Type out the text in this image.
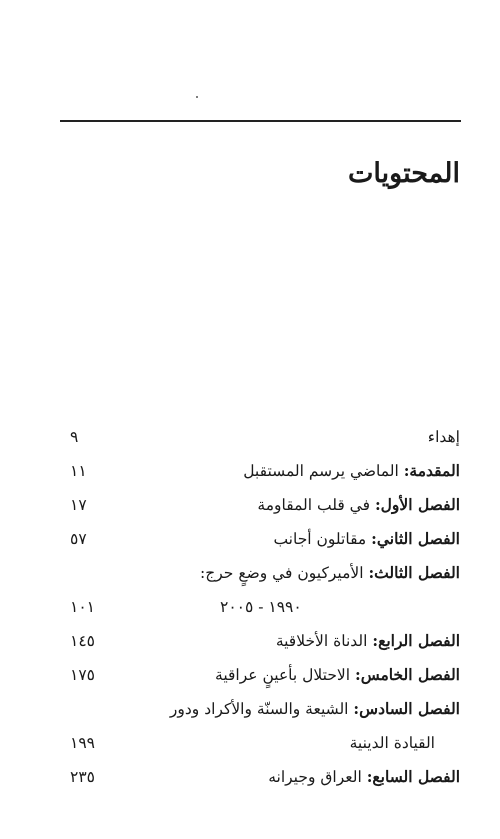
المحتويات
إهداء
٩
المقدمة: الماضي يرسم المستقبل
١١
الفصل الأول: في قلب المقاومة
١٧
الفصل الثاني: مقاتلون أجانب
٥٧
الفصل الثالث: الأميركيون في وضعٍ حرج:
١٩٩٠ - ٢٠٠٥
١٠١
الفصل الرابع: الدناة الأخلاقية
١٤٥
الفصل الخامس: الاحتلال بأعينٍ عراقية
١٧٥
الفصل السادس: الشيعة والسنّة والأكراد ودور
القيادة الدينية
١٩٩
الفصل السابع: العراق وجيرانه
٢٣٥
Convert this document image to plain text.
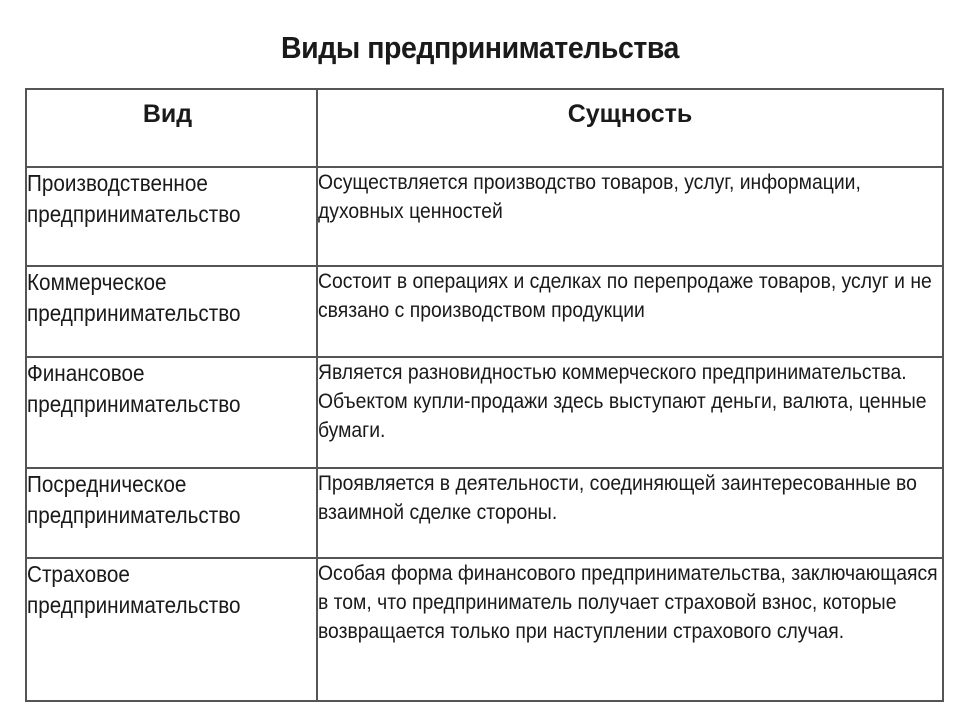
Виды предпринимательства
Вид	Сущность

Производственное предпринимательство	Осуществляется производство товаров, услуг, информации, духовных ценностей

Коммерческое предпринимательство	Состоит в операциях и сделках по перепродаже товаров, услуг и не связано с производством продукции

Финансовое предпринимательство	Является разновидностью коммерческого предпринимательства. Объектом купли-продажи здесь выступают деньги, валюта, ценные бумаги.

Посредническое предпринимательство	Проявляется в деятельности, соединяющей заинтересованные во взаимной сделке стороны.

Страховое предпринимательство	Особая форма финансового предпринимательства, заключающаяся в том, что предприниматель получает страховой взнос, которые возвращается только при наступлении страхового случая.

● ● ● ● ● ● ●

Copy each line holding the word "this" from the listing above.

### [RESPONSE]
Type out the text in this image.
Convert this document image to plain text.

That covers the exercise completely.